INSTRUCTIONS FOR THE TASK: Gather all lines with "Agonist" from the records.

RECORDS SHOWN:
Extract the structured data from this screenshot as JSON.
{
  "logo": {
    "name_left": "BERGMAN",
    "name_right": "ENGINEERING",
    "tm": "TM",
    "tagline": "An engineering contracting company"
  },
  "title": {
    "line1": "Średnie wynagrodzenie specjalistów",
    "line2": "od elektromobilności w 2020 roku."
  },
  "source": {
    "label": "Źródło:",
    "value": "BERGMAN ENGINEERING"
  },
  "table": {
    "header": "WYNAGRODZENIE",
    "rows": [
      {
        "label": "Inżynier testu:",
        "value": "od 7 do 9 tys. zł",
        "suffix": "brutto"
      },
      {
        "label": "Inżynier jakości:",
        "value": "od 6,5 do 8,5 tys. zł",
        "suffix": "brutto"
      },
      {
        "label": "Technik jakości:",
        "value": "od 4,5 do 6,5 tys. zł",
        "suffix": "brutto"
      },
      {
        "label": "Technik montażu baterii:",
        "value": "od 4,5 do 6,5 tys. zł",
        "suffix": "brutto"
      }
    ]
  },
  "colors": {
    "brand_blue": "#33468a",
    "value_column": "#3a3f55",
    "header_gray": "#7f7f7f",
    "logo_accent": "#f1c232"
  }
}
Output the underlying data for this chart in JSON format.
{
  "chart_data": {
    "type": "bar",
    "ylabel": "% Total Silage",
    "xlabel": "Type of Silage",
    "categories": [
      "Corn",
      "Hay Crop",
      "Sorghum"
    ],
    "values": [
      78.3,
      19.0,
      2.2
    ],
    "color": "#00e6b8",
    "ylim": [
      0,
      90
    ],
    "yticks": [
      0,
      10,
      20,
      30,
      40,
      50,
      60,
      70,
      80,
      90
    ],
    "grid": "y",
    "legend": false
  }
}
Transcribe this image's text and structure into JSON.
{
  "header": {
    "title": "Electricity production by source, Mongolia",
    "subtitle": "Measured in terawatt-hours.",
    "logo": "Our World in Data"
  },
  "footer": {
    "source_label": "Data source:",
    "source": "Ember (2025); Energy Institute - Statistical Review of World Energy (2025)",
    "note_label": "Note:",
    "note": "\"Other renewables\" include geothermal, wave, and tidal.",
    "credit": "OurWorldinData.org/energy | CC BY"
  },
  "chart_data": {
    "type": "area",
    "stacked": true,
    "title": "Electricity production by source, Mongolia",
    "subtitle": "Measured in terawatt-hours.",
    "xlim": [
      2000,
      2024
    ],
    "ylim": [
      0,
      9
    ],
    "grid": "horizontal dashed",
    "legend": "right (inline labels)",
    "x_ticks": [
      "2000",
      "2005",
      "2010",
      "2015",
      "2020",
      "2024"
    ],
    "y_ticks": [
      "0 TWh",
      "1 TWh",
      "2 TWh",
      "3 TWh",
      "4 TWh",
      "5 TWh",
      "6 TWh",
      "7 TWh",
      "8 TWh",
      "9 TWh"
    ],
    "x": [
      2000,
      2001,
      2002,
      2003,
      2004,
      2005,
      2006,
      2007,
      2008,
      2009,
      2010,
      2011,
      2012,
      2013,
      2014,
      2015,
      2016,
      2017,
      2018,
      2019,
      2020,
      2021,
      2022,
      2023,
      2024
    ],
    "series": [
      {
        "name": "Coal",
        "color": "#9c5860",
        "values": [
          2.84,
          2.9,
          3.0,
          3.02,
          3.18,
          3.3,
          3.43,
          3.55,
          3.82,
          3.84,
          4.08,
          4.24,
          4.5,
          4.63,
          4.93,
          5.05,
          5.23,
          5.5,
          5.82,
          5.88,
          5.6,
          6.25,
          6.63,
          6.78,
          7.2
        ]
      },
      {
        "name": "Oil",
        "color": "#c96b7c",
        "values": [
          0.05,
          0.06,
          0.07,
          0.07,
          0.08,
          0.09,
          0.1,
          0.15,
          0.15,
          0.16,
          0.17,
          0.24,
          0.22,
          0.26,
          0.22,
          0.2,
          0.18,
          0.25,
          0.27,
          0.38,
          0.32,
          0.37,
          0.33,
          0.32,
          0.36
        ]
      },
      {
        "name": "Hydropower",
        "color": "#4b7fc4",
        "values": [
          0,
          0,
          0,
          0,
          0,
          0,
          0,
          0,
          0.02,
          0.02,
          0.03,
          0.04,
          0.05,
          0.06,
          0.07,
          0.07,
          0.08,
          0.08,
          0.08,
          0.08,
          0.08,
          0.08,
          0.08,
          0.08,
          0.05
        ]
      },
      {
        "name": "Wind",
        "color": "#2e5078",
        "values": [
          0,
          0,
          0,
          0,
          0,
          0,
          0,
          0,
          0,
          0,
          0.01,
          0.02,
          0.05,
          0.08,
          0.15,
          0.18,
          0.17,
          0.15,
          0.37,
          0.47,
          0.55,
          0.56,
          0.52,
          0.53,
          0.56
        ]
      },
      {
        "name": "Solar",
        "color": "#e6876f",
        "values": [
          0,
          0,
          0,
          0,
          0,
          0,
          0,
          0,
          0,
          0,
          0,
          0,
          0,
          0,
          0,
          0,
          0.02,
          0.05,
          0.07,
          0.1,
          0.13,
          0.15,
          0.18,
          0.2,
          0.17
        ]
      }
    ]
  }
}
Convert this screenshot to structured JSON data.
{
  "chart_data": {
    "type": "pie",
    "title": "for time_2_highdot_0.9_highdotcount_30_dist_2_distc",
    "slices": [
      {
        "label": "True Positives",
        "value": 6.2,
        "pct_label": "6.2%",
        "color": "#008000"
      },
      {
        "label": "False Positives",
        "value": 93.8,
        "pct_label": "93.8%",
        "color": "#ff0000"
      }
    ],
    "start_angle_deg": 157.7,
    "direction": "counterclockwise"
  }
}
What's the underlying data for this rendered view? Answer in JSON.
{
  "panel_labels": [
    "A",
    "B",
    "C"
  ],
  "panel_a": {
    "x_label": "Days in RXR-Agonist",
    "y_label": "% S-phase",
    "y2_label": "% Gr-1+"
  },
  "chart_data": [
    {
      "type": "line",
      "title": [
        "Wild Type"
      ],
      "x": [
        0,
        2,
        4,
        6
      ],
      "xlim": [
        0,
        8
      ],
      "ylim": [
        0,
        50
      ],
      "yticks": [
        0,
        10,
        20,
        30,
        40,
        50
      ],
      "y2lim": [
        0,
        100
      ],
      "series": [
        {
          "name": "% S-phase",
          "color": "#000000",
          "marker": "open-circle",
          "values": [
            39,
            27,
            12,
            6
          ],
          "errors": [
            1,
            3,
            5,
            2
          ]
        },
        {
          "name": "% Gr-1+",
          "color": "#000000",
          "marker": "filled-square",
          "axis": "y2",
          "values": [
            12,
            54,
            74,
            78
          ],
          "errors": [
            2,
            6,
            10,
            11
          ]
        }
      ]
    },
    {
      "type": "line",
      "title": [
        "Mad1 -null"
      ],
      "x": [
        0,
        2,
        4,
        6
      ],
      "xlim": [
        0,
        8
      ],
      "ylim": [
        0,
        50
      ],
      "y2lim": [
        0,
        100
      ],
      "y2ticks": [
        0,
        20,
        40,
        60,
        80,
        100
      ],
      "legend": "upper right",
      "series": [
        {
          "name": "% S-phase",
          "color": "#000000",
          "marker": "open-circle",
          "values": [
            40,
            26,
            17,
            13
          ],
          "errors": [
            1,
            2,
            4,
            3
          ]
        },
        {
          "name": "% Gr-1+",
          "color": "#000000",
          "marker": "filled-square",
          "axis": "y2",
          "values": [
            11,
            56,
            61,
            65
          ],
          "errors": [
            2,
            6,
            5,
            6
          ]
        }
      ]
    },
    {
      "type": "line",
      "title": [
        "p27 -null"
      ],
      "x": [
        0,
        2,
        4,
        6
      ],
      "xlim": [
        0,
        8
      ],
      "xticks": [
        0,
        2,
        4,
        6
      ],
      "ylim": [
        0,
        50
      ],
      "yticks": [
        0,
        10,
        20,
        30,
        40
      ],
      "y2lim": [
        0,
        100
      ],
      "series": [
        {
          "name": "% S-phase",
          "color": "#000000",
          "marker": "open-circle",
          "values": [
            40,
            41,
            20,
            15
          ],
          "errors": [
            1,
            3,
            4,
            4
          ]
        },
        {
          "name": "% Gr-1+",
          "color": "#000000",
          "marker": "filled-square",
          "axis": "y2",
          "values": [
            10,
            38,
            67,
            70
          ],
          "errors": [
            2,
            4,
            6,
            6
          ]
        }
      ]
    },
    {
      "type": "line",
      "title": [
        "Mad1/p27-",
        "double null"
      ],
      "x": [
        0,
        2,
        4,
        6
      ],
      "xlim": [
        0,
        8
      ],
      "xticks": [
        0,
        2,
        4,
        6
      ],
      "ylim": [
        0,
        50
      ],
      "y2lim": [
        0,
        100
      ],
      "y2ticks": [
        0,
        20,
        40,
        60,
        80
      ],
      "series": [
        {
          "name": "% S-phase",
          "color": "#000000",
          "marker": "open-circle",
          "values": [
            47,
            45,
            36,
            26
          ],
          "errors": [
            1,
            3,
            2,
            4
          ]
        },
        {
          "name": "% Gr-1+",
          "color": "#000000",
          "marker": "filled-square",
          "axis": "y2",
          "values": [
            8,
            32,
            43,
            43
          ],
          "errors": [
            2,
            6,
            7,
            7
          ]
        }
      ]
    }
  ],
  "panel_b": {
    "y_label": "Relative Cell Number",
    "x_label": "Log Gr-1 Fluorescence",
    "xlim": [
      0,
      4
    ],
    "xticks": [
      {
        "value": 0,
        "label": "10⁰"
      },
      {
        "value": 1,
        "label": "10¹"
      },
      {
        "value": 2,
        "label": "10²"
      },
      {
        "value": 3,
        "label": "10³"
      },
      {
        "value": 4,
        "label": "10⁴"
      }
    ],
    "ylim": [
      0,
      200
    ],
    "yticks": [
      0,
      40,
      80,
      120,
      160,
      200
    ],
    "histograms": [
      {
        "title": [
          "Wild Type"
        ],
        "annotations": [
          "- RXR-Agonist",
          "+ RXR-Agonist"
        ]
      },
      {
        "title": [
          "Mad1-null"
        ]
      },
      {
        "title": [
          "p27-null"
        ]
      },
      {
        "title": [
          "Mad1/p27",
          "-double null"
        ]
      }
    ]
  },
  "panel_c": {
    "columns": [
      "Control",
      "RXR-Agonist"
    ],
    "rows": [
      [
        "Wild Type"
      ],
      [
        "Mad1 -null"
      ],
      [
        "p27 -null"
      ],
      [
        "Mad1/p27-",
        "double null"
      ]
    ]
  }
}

ANSWER TO THIS EXERCISE:
    "x_label": "Days in RXR-Agonist",
          "- RXR-Agonist",
          "+ RXR-Agonist"
      "RXR-Agonist"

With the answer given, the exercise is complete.